■ What is needed
Your result should be the lines holding the word "each", copied from the entries below.

[Extracted data entries]
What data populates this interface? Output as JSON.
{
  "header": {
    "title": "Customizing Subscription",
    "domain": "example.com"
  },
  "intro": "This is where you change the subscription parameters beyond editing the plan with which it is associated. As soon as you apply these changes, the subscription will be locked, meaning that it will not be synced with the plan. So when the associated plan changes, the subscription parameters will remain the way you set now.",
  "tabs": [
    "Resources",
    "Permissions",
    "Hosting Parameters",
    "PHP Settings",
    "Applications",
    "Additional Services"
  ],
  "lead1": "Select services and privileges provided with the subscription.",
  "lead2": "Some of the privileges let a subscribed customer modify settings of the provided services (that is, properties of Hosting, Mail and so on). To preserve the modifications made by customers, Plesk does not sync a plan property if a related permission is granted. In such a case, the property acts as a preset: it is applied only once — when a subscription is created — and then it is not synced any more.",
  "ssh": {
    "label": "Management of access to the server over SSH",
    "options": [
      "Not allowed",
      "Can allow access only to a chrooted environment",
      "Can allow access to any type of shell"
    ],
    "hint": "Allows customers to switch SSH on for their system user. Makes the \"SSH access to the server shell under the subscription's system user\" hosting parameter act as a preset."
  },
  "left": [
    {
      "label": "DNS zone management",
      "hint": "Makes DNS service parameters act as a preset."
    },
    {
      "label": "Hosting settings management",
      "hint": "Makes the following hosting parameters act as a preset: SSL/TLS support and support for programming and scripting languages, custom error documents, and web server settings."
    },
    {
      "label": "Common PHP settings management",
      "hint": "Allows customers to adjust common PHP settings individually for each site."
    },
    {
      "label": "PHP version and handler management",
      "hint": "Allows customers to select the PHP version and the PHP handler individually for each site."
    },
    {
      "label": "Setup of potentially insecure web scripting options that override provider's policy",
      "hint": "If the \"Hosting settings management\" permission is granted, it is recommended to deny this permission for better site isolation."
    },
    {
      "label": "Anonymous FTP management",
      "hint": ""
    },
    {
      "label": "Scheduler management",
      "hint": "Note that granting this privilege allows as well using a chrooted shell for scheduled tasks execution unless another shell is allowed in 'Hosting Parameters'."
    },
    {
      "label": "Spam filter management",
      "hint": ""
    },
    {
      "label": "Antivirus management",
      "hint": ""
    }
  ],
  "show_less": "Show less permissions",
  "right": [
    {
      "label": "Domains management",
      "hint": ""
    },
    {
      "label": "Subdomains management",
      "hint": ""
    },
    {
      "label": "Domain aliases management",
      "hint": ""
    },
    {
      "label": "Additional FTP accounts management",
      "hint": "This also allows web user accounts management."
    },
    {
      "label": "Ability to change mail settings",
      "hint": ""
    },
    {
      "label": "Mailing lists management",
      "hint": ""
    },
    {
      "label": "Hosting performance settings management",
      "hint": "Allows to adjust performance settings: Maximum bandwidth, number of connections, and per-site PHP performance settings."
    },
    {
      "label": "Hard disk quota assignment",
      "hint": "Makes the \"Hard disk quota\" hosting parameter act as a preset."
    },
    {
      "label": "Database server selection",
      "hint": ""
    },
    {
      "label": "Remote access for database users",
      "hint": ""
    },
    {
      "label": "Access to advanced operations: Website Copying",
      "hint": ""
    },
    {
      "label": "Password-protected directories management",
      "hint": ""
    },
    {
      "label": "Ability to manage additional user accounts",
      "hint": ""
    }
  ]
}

■ Answer below
      "hint": "Allows customers to adjust common PHP settings individually for each site."
      "hint": "Allows customers to select the PHP version and the PHP handler individually for each site."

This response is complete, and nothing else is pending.